[Given information]:
-- start --

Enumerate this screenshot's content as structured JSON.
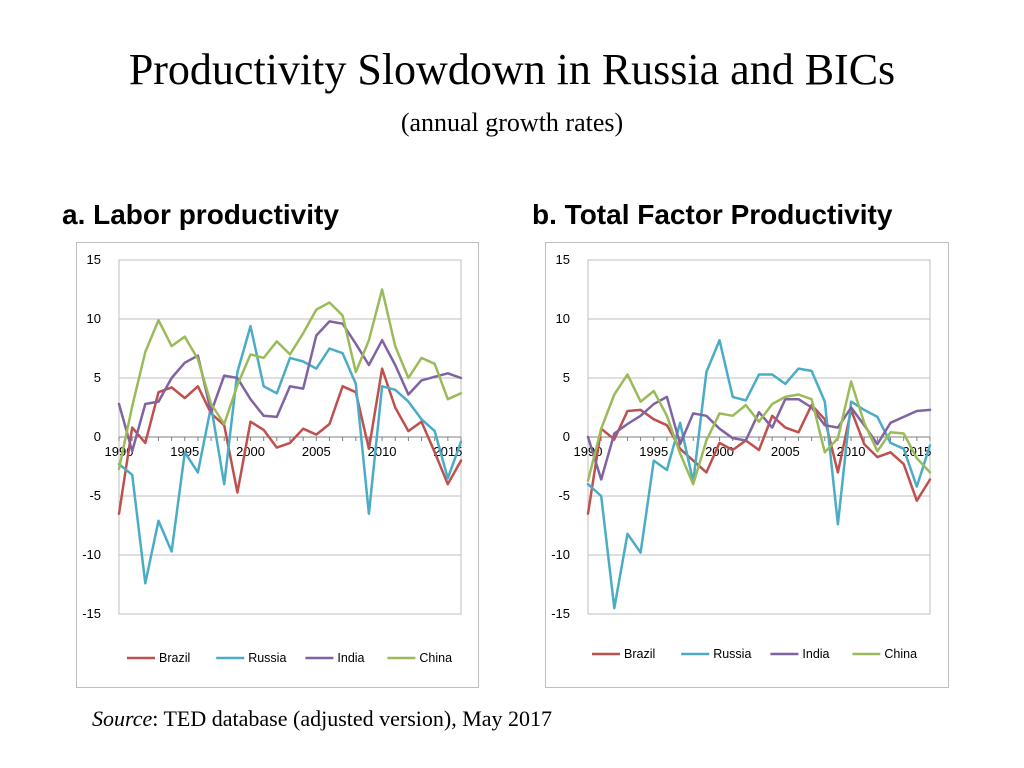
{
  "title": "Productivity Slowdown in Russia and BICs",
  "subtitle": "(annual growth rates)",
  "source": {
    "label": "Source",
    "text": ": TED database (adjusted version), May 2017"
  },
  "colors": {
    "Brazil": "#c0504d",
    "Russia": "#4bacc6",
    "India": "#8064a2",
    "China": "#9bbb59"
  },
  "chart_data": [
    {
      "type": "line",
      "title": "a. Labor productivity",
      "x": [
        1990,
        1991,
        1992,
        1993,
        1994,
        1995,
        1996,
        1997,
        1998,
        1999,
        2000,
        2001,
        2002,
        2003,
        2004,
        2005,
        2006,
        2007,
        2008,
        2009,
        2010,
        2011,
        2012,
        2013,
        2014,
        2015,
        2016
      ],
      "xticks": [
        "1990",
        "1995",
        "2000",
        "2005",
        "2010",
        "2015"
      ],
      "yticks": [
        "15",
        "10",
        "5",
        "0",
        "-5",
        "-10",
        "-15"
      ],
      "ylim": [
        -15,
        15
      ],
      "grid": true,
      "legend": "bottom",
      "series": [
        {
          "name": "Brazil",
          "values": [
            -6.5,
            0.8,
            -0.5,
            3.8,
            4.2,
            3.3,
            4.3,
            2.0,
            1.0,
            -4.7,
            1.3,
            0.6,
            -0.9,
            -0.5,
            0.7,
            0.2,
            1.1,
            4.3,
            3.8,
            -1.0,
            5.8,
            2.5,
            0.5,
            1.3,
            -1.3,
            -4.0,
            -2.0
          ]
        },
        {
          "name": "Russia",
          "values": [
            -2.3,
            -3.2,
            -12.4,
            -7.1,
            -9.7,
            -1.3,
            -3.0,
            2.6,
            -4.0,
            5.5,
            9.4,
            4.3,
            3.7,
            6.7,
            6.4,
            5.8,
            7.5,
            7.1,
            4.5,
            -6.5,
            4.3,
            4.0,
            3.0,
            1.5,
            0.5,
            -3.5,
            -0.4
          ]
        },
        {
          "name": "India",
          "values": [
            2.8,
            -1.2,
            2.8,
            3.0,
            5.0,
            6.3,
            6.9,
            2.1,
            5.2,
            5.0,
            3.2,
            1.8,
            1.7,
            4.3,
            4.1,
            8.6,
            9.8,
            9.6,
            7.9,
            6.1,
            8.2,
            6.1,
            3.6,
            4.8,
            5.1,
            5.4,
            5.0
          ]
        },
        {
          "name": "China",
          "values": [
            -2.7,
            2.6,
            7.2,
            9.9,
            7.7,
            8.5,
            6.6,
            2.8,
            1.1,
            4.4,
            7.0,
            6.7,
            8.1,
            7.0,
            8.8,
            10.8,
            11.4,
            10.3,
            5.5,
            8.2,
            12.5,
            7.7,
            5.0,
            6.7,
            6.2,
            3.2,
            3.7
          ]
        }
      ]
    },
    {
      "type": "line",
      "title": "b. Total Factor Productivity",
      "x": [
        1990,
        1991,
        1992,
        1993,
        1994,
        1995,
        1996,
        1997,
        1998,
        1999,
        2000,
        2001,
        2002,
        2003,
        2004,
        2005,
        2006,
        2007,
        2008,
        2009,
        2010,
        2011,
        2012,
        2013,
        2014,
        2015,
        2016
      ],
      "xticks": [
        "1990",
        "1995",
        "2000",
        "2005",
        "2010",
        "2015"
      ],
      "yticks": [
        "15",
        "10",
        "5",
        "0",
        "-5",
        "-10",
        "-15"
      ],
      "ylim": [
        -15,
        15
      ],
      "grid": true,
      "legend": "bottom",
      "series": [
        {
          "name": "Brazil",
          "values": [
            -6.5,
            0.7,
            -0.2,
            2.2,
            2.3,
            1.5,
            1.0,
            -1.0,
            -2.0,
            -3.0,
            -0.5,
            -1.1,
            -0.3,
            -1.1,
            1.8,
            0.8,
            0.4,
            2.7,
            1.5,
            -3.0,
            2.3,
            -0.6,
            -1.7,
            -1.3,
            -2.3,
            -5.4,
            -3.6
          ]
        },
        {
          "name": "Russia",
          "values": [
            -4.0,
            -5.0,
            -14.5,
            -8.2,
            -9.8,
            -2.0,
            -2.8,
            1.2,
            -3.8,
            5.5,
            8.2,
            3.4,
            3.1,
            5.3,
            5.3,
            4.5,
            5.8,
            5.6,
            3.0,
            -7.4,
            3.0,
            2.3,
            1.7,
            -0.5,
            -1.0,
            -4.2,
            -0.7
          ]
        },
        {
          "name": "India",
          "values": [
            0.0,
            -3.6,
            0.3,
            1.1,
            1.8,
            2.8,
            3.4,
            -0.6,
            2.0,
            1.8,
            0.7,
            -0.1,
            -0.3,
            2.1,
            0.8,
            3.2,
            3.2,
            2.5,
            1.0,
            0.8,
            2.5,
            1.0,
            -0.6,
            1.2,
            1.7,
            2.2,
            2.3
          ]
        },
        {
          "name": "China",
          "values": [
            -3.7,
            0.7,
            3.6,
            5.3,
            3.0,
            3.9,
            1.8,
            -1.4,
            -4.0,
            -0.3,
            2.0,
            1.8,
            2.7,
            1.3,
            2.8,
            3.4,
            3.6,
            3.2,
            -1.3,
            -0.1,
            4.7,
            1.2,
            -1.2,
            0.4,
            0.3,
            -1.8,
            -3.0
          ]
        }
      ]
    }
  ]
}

-- end --

[Do this]: Transcribe the preceding listing in its entirety and with exact wording, leaving out pictures.

[Response to this task]:
Enumerate this screenshot's content as structured JSON.
{
  "title": "Productivity Slowdown in Russia and BICs",
  "subtitle": "(annual growth rates)",
  "source": {
    "label": "Source",
    "text": ": TED database (adjusted version), May 2017"
  },
  "colors": {
    "Brazil": "#c0504d",
    "Russia": "#4bacc6",
    "India": "#8064a2",
    "China": "#9bbb59"
  },
  "chart_data": [
    {
      "type": "line",
      "title": "a. Labor productivity",
      "x": [
        1990,
        1991,
        1992,
        1993,
        1994,
        1995,
        1996,
        1997,
        1998,
        1999,
        2000,
        2001,
        2002,
        2003,
        2004,
        2005,
        2006,
        2007,
        2008,
        2009,
        2010,
        2011,
        2012,
        2013,
        2014,
        2015,
        2016
      ],
      "xticks": [
        "1990",
        "1995",
        "2000",
        "2005",
        "2010",
        "2015"
      ],
      "yticks": [
        "15",
        "10",
        "5",
        "0",
        "-5",
        "-10",
        "-15"
      ],
      "ylim": [
        -15,
        15
      ],
      "grid": true,
      "legend": "bottom",
      "series": [
        {
          "name": "Brazil",
          "values": [
            -6.5,
            0.8,
            -0.5,
            3.8,
            4.2,
            3.3,
            4.3,
            2.0,
            1.0,
            -4.7,
            1.3,
            0.6,
            -0.9,
            -0.5,
            0.7,
            0.2,
            1.1,
            4.3,
            3.8,
            -1.0,
            5.8,
            2.5,
            0.5,
            1.3,
            -1.3,
            -4.0,
            -2.0
          ]
        },
        {
          "name": "Russia",
          "values": [
            -2.3,
            -3.2,
            -12.4,
            -7.1,
            -9.7,
            -1.3,
            -3.0,
            2.6,
            -4.0,
            5.5,
            9.4,
            4.3,
            3.7,
            6.7,
            6.4,
            5.8,
            7.5,
            7.1,
            4.5,
            -6.5,
            4.3,
            4.0,
            3.0,
            1.5,
            0.5,
            -3.5,
            -0.4
          ]
        },
        {
          "name": "India",
          "values": [
            2.8,
            -1.2,
            2.8,
            3.0,
            5.0,
            6.3,
            6.9,
            2.1,
            5.2,
            5.0,
            3.2,
            1.8,
            1.7,
            4.3,
            4.1,
            8.6,
            9.8,
            9.6,
            7.9,
            6.1,
            8.2,
            6.1,
            3.6,
            4.8,
            5.1,
            5.4,
            5.0
          ]
        },
        {
          "name": "China",
          "values": [
            -2.7,
            2.6,
            7.2,
            9.9,
            7.7,
            8.5,
            6.6,
            2.8,
            1.1,
            4.4,
            7.0,
            6.7,
            8.1,
            7.0,
            8.8,
            10.8,
            11.4,
            10.3,
            5.5,
            8.2,
            12.5,
            7.7,
            5.0,
            6.7,
            6.2,
            3.2,
            3.7
          ]
        }
      ]
    },
    {
      "type": "line",
      "title": "b. Total Factor Productivity",
      "x": [
        1990,
        1991,
        1992,
        1993,
        1994,
        1995,
        1996,
        1997,
        1998,
        1999,
        2000,
        2001,
        2002,
        2003,
        2004,
        2005,
        2006,
        2007,
        2008,
        2009,
        2010,
        2011,
        2012,
        2013,
        2014,
        2015,
        2016
      ],
      "xticks": [
        "1990",
        "1995",
        "2000",
        "2005",
        "2010",
        "2015"
      ],
      "yticks": [
        "15",
        "10",
        "5",
        "0",
        "-5",
        "-10",
        "-15"
      ],
      "ylim": [
        -15,
        15
      ],
      "grid": true,
      "legend": "bottom",
      "series": [
        {
          "name": "Brazil",
          "values": [
            -6.5,
            0.7,
            -0.2,
            2.2,
            2.3,
            1.5,
            1.0,
            -1.0,
            -2.0,
            -3.0,
            -0.5,
            -1.1,
            -0.3,
            -1.1,
            1.8,
            0.8,
            0.4,
            2.7,
            1.5,
            -3.0,
            2.3,
            -0.6,
            -1.7,
            -1.3,
            -2.3,
            -5.4,
            -3.6
          ]
        },
        {
          "name": "Russia",
          "values": [
            -4.0,
            -5.0,
            -14.5,
            -8.2,
            -9.8,
            -2.0,
            -2.8,
            1.2,
            -3.8,
            5.5,
            8.2,
            3.4,
            3.1,
            5.3,
            5.3,
            4.5,
            5.8,
            5.6,
            3.0,
            -7.4,
            3.0,
            2.3,
            1.7,
            -0.5,
            -1.0,
            -4.2,
            -0.7
          ]
        },
        {
          "name": "India",
          "values": [
            0.0,
            -3.6,
            0.3,
            1.1,
            1.8,
            2.8,
            3.4,
            -0.6,
            2.0,
            1.8,
            0.7,
            -0.1,
            -0.3,
            2.1,
            0.8,
            3.2,
            3.2,
            2.5,
            1.0,
            0.8,
            2.5,
            1.0,
            -0.6,
            1.2,
            1.7,
            2.2,
            2.3
          ]
        },
        {
          "name": "China",
          "values": [
            -3.7,
            0.7,
            3.6,
            5.3,
            3.0,
            3.9,
            1.8,
            -1.4,
            -4.0,
            -0.3,
            2.0,
            1.8,
            2.7,
            1.3,
            2.8,
            3.4,
            3.6,
            3.2,
            -1.3,
            -0.1,
            4.7,
            1.2,
            -1.2,
            0.4,
            0.3,
            -1.8,
            -3.0
          ]
        }
      ]
    }
  ]
}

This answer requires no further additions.